> **Aim**:
Show all lines holding "法人代表落实安全生产承诺考核表".

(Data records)
+--

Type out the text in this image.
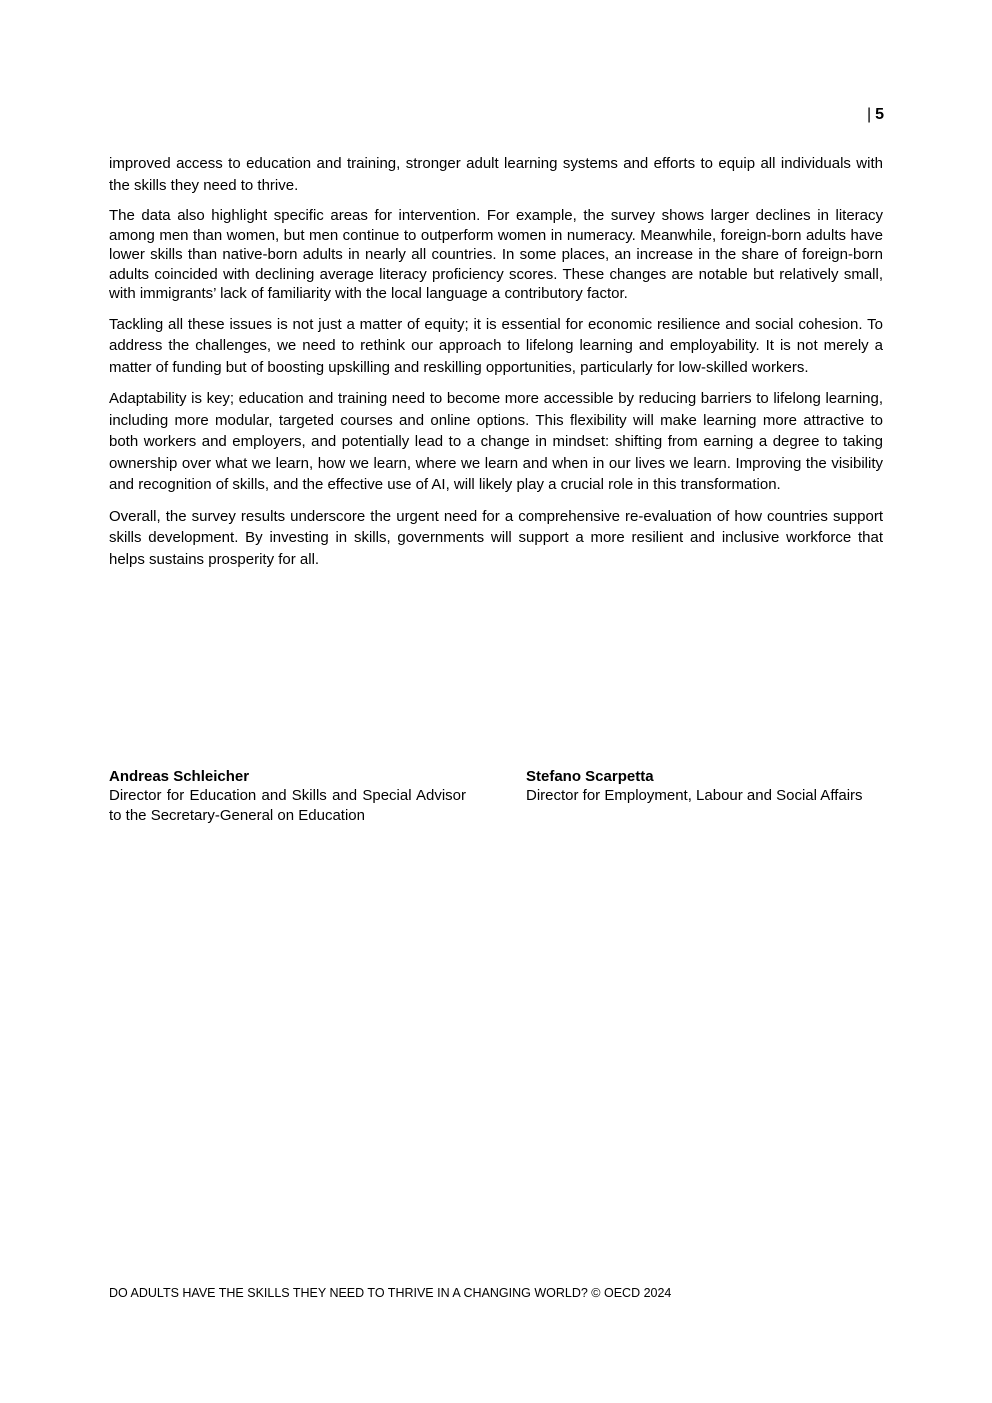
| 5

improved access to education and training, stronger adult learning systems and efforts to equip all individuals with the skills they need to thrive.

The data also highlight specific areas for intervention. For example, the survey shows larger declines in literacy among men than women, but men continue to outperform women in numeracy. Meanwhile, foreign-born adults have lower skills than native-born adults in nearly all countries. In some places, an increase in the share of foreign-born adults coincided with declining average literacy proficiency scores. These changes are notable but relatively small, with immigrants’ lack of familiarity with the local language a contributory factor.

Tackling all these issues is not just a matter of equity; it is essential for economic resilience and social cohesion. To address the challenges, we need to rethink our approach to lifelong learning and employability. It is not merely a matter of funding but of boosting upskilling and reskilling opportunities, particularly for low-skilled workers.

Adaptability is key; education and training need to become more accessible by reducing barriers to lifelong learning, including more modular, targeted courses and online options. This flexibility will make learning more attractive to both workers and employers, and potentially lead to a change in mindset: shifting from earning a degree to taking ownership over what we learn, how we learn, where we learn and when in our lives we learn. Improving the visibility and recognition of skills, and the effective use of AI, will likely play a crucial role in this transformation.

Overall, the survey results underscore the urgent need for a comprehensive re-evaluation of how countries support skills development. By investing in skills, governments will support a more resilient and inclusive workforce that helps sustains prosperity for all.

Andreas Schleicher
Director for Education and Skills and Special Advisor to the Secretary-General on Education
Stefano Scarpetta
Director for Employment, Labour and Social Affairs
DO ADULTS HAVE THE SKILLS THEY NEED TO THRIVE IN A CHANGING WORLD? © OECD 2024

+--

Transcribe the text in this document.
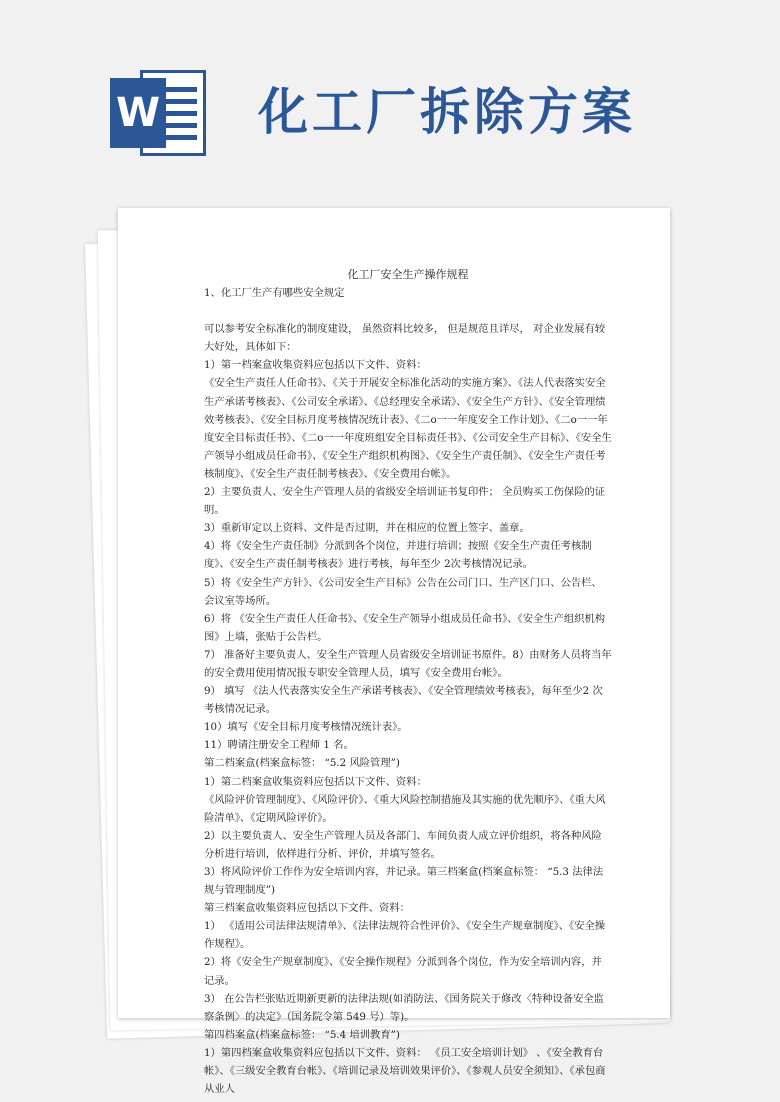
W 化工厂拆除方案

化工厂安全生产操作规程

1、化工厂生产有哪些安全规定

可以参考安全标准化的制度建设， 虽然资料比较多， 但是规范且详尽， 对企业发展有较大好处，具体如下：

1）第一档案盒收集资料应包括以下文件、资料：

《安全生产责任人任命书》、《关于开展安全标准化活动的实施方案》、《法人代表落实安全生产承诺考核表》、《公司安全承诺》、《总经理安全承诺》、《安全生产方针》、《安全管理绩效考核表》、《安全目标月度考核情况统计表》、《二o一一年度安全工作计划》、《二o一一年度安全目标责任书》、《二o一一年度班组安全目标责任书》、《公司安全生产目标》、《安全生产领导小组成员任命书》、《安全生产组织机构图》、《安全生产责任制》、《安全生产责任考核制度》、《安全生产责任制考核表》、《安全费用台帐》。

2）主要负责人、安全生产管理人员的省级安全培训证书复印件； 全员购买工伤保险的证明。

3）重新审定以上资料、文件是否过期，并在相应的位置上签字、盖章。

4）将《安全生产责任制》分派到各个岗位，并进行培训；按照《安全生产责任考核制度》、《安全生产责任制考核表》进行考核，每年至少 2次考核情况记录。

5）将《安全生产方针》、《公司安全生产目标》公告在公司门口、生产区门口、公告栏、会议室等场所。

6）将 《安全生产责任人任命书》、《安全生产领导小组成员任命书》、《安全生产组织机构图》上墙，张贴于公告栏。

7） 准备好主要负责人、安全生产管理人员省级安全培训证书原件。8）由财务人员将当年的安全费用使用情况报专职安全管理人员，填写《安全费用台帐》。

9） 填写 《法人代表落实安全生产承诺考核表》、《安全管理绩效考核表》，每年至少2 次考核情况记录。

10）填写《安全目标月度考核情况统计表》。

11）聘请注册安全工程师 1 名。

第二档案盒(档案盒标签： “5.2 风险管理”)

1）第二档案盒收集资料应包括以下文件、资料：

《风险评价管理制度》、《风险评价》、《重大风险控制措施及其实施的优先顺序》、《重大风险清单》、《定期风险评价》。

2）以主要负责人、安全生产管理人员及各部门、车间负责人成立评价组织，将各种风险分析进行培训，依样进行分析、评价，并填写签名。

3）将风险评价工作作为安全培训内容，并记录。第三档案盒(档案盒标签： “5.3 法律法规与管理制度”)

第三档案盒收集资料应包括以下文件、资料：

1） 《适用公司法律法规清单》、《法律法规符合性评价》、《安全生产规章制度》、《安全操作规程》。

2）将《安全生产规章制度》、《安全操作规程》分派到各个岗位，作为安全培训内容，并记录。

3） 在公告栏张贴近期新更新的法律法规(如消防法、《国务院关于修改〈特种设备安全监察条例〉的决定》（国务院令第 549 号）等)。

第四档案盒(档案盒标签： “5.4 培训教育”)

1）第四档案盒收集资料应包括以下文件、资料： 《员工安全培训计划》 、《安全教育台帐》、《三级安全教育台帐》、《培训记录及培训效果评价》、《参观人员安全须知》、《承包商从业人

+--

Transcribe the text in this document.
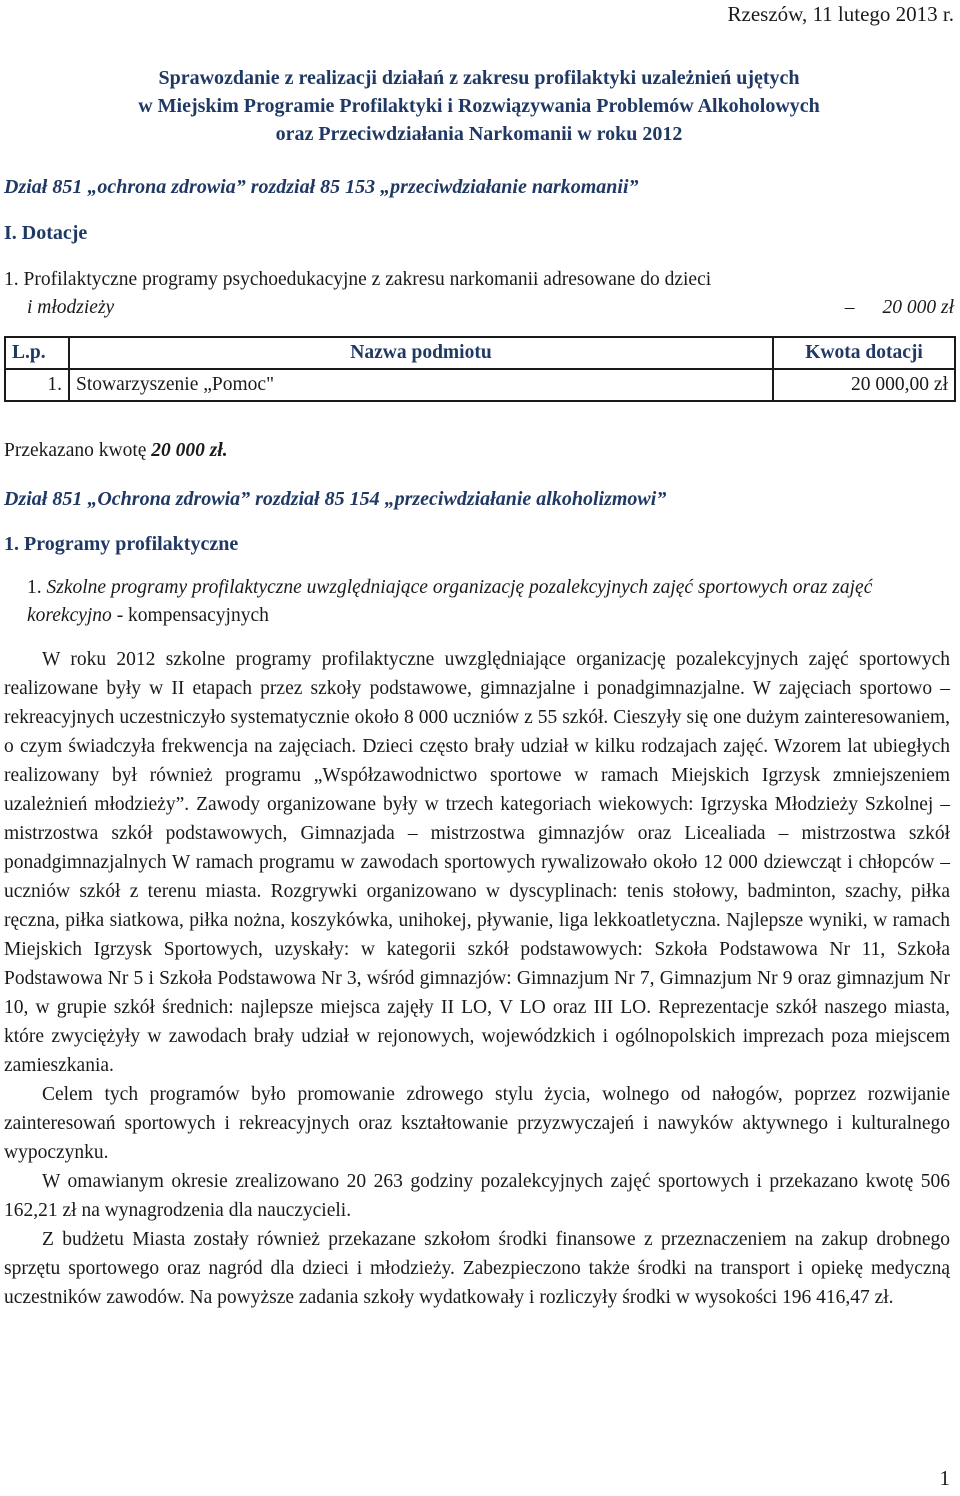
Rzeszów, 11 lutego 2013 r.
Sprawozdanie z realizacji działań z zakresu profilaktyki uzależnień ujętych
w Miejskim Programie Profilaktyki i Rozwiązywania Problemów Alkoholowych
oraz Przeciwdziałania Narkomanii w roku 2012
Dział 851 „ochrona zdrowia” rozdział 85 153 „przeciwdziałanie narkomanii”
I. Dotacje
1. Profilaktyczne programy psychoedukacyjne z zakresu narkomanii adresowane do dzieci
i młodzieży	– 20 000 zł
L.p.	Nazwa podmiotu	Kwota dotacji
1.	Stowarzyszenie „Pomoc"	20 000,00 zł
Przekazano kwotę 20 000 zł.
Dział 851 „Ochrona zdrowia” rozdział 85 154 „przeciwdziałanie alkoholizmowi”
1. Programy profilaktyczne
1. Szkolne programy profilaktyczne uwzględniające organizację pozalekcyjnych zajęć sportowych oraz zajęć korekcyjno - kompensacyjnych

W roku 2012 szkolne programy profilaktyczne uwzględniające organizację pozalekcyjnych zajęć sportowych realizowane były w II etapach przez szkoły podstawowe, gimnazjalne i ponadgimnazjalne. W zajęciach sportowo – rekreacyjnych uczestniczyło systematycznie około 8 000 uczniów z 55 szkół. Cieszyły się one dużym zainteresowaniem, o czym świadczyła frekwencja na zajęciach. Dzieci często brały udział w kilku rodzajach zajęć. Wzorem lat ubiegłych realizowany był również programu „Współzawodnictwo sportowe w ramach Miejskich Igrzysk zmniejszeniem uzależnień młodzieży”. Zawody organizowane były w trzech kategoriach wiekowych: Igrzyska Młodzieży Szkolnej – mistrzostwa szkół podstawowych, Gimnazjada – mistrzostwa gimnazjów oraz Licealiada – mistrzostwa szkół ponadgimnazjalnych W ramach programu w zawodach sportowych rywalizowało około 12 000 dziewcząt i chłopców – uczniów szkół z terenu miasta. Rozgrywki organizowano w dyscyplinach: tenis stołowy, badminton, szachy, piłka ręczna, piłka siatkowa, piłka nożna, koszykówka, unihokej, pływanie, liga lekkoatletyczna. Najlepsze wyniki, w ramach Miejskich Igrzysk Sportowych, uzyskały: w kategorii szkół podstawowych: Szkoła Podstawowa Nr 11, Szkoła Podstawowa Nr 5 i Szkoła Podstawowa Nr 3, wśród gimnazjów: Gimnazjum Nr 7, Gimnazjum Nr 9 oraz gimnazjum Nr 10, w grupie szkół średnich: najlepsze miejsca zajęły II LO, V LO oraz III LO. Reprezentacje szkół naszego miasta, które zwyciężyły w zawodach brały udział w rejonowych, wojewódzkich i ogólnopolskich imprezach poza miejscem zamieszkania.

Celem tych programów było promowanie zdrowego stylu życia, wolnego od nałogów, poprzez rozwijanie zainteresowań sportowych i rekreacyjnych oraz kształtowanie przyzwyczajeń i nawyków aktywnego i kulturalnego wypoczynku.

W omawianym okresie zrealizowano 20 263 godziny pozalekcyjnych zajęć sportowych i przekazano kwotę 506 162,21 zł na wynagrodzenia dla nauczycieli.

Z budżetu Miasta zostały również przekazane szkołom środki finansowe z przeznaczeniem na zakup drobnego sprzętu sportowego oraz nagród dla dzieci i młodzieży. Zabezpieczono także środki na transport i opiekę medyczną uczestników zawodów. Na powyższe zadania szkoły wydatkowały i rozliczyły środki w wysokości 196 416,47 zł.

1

+--

> **Task result**:
《安全生产责任人任命书》、《关于开展安全标准化活动的实施方案》、《法人代表落实安全生产承诺考核表》、《公司安全承诺》、《总经理安全承诺》、《安全生产方针》、《安全管理绩效考核表》、《安全目标月度考核情况统计表》、《二o一一年度安全工作计划》、《二o一一年度安全目标责任书》、《二o一一年度班组安全目标责任书》、《公司安全生产目标》、《安全生产领导小组成员任命书》、《安全生产组织机构图》、《安全生产责任制》、《安全生产责任考核制度》、《安全生产责任制考核表》、《安全费用台帐》。
9） 填写 《法人代表落实安全生产承诺考核表》、《安全管理绩效考核表》，每年至少2 次考核情况记录。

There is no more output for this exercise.